**Given request:**
Copy the entries below exactly. Images do not belong in the copy.
[start Provided records]
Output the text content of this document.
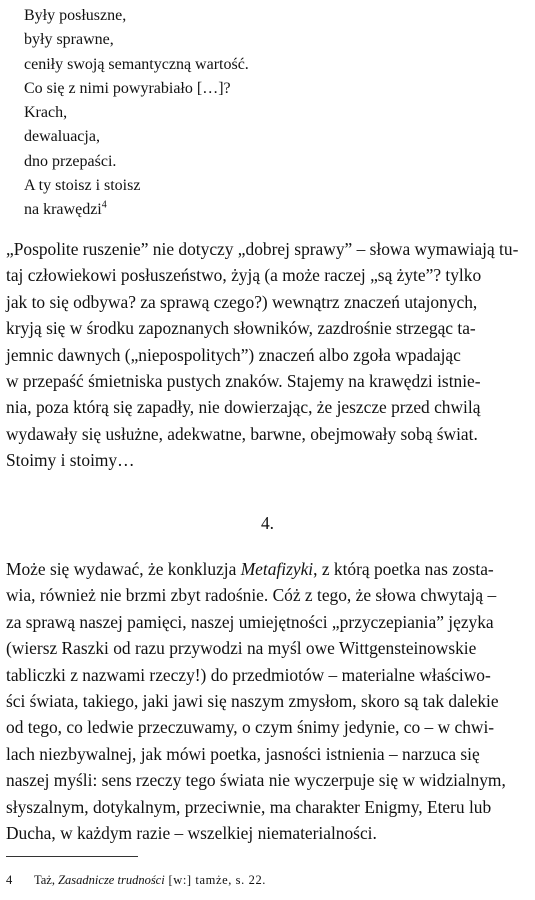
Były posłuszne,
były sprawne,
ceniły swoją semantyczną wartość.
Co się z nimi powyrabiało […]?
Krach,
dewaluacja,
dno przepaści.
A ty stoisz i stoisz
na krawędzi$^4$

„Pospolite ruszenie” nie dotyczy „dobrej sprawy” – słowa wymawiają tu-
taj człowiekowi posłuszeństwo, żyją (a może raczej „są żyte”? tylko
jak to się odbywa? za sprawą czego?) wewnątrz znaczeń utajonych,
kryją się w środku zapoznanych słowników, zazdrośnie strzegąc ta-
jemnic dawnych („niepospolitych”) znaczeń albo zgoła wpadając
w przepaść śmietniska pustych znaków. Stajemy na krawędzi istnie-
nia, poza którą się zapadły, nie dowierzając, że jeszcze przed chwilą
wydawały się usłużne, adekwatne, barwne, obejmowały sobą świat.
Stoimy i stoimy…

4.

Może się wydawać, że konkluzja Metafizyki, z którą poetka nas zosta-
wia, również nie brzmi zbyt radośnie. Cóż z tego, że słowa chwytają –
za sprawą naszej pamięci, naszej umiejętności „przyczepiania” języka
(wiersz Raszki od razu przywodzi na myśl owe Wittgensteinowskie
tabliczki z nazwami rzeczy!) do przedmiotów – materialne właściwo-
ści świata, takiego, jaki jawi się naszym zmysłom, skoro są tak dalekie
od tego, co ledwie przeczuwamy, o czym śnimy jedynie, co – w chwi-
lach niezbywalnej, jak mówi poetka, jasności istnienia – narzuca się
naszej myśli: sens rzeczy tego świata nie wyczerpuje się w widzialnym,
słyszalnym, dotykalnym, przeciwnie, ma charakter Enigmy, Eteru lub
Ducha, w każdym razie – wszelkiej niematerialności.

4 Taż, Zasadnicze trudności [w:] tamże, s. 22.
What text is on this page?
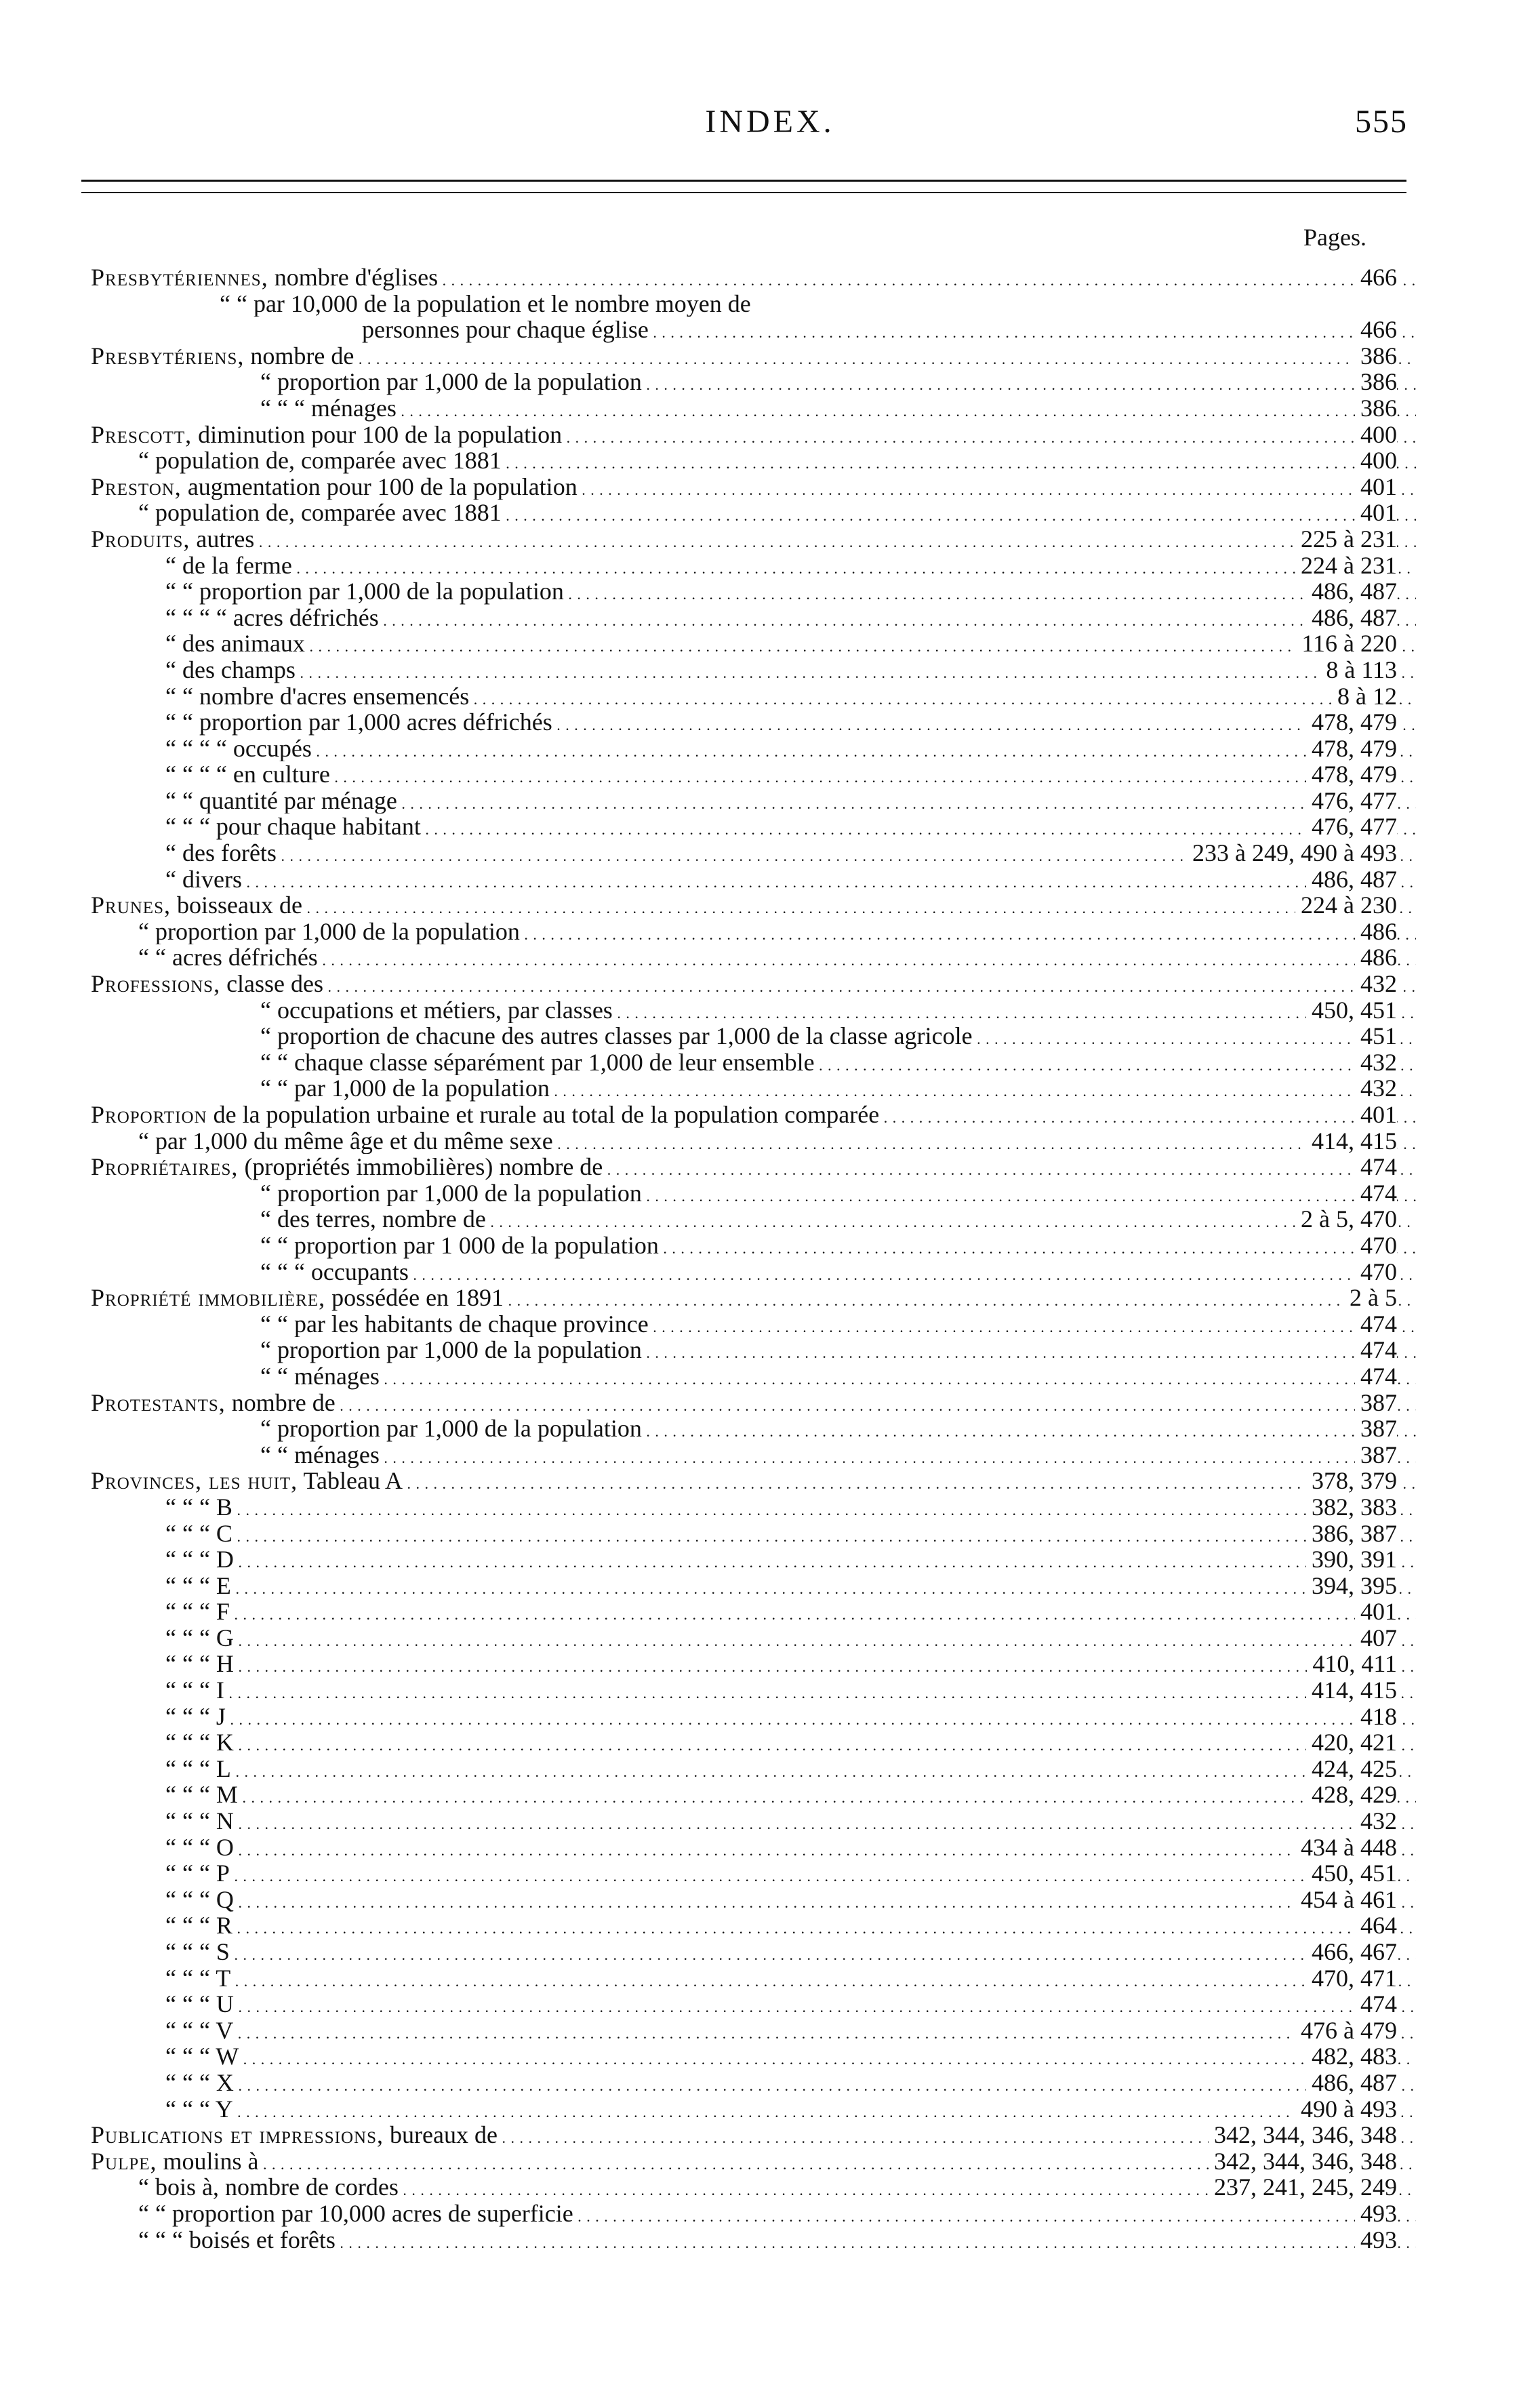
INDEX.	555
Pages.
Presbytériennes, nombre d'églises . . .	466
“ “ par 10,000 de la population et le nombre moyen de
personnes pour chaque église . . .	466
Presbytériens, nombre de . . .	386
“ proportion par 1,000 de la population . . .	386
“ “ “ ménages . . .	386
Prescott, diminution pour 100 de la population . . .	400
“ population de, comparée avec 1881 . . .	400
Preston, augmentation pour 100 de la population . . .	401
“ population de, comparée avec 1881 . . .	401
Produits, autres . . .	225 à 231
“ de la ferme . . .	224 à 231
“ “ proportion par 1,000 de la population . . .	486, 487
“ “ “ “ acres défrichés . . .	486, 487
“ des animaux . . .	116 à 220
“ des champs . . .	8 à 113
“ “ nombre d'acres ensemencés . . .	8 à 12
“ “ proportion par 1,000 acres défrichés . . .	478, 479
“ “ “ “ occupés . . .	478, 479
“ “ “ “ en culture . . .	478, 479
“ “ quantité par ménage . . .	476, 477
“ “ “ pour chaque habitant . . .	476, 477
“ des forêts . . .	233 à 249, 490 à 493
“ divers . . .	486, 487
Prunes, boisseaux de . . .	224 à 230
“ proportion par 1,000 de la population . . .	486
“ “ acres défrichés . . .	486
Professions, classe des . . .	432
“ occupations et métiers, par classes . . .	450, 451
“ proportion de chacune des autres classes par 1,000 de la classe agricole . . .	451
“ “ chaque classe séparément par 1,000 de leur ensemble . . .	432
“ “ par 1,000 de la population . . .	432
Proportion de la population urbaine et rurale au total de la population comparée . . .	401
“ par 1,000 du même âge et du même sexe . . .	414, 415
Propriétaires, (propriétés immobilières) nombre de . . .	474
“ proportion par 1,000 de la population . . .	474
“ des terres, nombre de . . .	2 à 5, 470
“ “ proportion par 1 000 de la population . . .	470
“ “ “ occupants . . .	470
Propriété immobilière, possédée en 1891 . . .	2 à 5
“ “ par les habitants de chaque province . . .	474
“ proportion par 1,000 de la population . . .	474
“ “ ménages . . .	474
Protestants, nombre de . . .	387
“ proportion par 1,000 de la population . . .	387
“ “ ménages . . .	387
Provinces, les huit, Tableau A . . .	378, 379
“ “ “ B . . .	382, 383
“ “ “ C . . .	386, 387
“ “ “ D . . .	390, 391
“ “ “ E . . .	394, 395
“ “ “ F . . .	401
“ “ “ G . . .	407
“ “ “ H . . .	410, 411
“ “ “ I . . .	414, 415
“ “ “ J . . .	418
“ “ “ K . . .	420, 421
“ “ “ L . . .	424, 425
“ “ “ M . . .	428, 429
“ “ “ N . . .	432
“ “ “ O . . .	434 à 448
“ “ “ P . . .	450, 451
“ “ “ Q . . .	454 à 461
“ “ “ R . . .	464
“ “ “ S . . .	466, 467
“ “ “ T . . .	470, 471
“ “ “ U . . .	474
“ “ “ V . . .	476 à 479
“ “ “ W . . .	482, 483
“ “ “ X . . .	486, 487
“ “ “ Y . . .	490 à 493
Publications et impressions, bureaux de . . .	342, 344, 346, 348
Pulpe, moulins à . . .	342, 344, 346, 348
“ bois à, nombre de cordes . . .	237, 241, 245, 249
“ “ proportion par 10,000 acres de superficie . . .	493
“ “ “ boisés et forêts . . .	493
[end Provided records]
**Response to this exercise:**
Output the text content of this document.
Były posłuszne,
były sprawne,
ceniły swoją semantyczną wartość.
Co się z nimi powyrabiało […]?
Krach,
dewaluacja,
dno przepaści.
A ty stoisz i stoisz
na krawędzi$^4$

„Pospolite ruszenie” nie dotyczy „dobrej sprawy” – słowa wymawiają tu-
taj człowiekowi posłuszeństwo, żyją (a może raczej „są żyte”? tylko
jak to się odbywa? za sprawą czego?) wewnątrz znaczeń utajonych,
kryją się w środku zapoznanych słowników, zazdrośnie strzegąc ta-
jemnic dawnych („niepospolitych”) znaczeń albo zgoła wpadając
w przepaść śmietniska pustych znaków. Stajemy na krawędzi istnie-
nia, poza którą się zapadły, nie dowierzając, że jeszcze przed chwilą
wydawały się usłużne, adekwatne, barwne, obejmowały sobą świat.
Stoimy i stoimy…

4.

Może się wydawać, że konkluzja Metafizyki, z którą poetka nas zosta-
wia, również nie brzmi zbyt radośnie. Cóż z tego, że słowa chwytają –
za sprawą naszej pamięci, naszej umiejętności „przyczepiania” języka
(wiersz Raszki od razu przywodzi na myśl owe Wittgensteinowskie
tabliczki z nazwami rzeczy!) do przedmiotów – materialne właściwo-
ści świata, takiego, jaki jawi się naszym zmysłom, skoro są tak dalekie
od tego, co ledwie przeczuwamy, o czym śnimy jedynie, co – w chwi-
lach niezbywalnej, jak mówi poetka, jasności istnienia – narzuca się
naszej myśli: sens rzeczy tego świata nie wyczerpuje się w widzialnym,
słyszalnym, dotykalnym, przeciwnie, ma charakter Enigmy, Eteru lub
Ducha, w każdym razie – wszelkiej niematerialności.

4 Taż, Zasadnicze trudności [w:] tamże, s. 22.
What text is on this page?
INDEX.	555
Pages.
Presbytériennes, nombre d'églises . . .	466
“ “ par 10,000 de la population et le nombre moyen de
personnes pour chaque église . . .	466
Presbytériens, nombre de . . .	386
“ proportion par 1,000 de la population . . .	386
“ “ “ ménages . . .	386
Prescott, diminution pour 100 de la population . . .	400
“ population de, comparée avec 1881 . . .	400
Preston, augmentation pour 100 de la population . . .	401
“ population de, comparée avec 1881 . . .	401
Produits, autres . . .	225 à 231
“ de la ferme . . .	224 à 231
“ “ proportion par 1,000 de la population . . .	486, 487
“ “ “ “ acres défrichés . . .	486, 487
“ des animaux . . .	116 à 220
“ des champs . . .	8 à 113
“ “ nombre d'acres ensemencés . . .	8 à 12
“ “ proportion par 1,000 acres défrichés . . .	478, 479
“ “ “ “ occupés . . .	478, 479
“ “ “ “ en culture . . .	478, 479
“ “ quantité par ménage . . .	476, 477
“ “ “ pour chaque habitant . . .	476, 477
“ des forêts . . .	233 à 249, 490 à 493
“ divers . . .	486, 487
Prunes, boisseaux de . . .	224 à 230
“ proportion par 1,000 de la population . . .	486
“ “ acres défrichés . . .	486
Professions, classe des . . .	432
“ occupations et métiers, par classes . . .	450, 451
“ proportion de chacune des autres classes par 1,000 de la classe agricole . . .	451
“ “ chaque classe séparément par 1,000 de leur ensemble . . .	432
“ “ par 1,000 de la population . . .	432
Proportion de la population urbaine et rurale au total de la population comparée . . .	401
“ par 1,000 du même âge et du même sexe . . .	414, 415
Propriétaires, (propriétés immobilières) nombre de . . .	474
“ proportion par 1,000 de la population . . .	474
“ des terres, nombre de . . .	2 à 5, 470
“ “ proportion par 1 000 de la population . . .	470
“ “ “ occupants . . .	470
Propriété immobilière, possédée en 1891 . . .	2 à 5
“ “ par les habitants de chaque province . . .	474
“ proportion par 1,000 de la population . . .	474
“ “ ménages . . .	474
Protestants, nombre de . . .	387
“ proportion par 1,000 de la population . . .	387
“ “ ménages . . .	387
Provinces, les huit, Tableau A . . .	378, 379
“ “ “ B . . .	382, 383
“ “ “ C . . .	386, 387
“ “ “ D . . .	390, 391
“ “ “ E . . .	394, 395
“ “ “ F . . .	401
“ “ “ G . . .	407
“ “ “ H . . .	410, 411
“ “ “ I . . .	414, 415
“ “ “ J . . .	418
“ “ “ K . . .	420, 421
“ “ “ L . . .	424, 425
“ “ “ M . . .	428, 429
“ “ “ N . . .	432
“ “ “ O . . .	434 à 448
“ “ “ P . . .	450, 451
“ “ “ Q . . .	454 à 461
“ “ “ R . . .	464
“ “ “ S . . .	466, 467
“ “ “ T . . .	470, 471
“ “ “ U . . .	474
“ “ “ V . . .	476 à 479
“ “ “ W . . .	482, 483
“ “ “ X . . .	486, 487
“ “ “ Y . . .	490 à 493
Publications et impressions, bureaux de . . .	342, 344, 346, 348
Pulpe, moulins à . . .	342, 344, 346, 348
“ bois à, nombre de cordes . . .	237, 241, 245, 249
“ “ proportion par 10,000 acres de superficie . . .	493
“ “ “ boisés et forêts . . .	493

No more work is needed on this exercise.